> [EXERCISE GOAL] Restate the data word for word and leave the images out.

Data records
-- start --
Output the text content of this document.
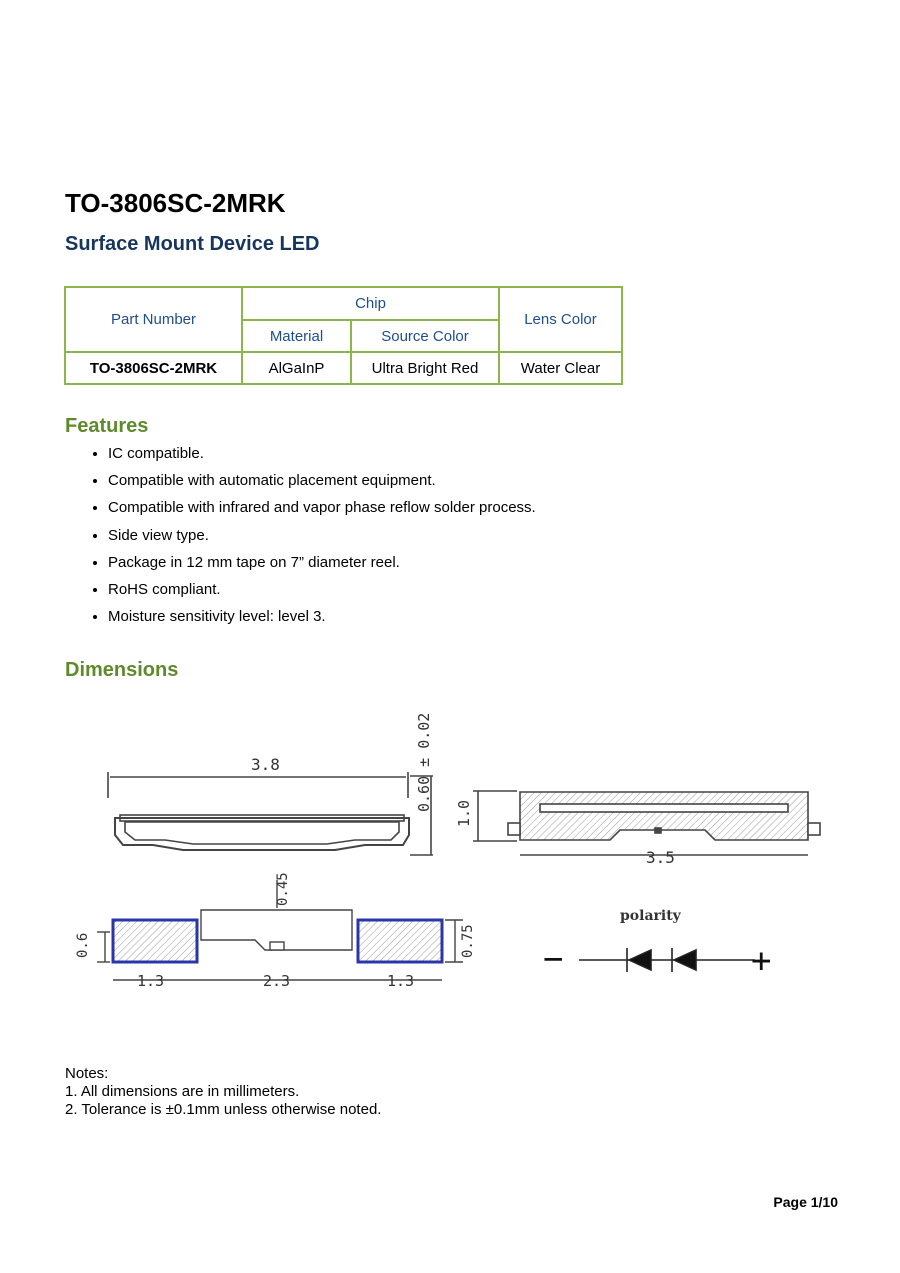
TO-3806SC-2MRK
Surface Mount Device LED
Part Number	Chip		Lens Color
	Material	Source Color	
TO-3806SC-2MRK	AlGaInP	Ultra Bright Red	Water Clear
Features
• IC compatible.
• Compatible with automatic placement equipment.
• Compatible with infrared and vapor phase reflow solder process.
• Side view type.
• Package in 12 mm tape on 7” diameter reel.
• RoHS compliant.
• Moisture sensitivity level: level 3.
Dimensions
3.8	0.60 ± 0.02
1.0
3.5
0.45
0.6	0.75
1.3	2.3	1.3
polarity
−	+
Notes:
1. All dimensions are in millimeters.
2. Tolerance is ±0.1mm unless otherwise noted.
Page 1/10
-- end --
> [ANSWER TO THE PROBLEM]
Output the text content of this document.
TO-3806SC-2MRK
Surface Mount Device LED
Part Number	Chip		Lens Color
	Material	Source Color	
TO-3806SC-2MRK	AlGaInP	Ultra Bright Red	Water Clear
Features
• IC compatible.
• Compatible with automatic placement equipment.
• Compatible with infrared and vapor phase reflow solder process.
• Side view type.
• Package in 12 mm tape on 7” diameter reel.
• RoHS compliant.
• Moisture sensitivity level: level 3.
Dimensions
3.8	0.60 ± 0.02
1.0
3.5
0.45
0.6	0.75
1.3	2.3	1.3
polarity
−	+
Notes:
1. All dimensions are in millimeters.
2. Tolerance is ±0.1mm unless otherwise noted.
Page 1/10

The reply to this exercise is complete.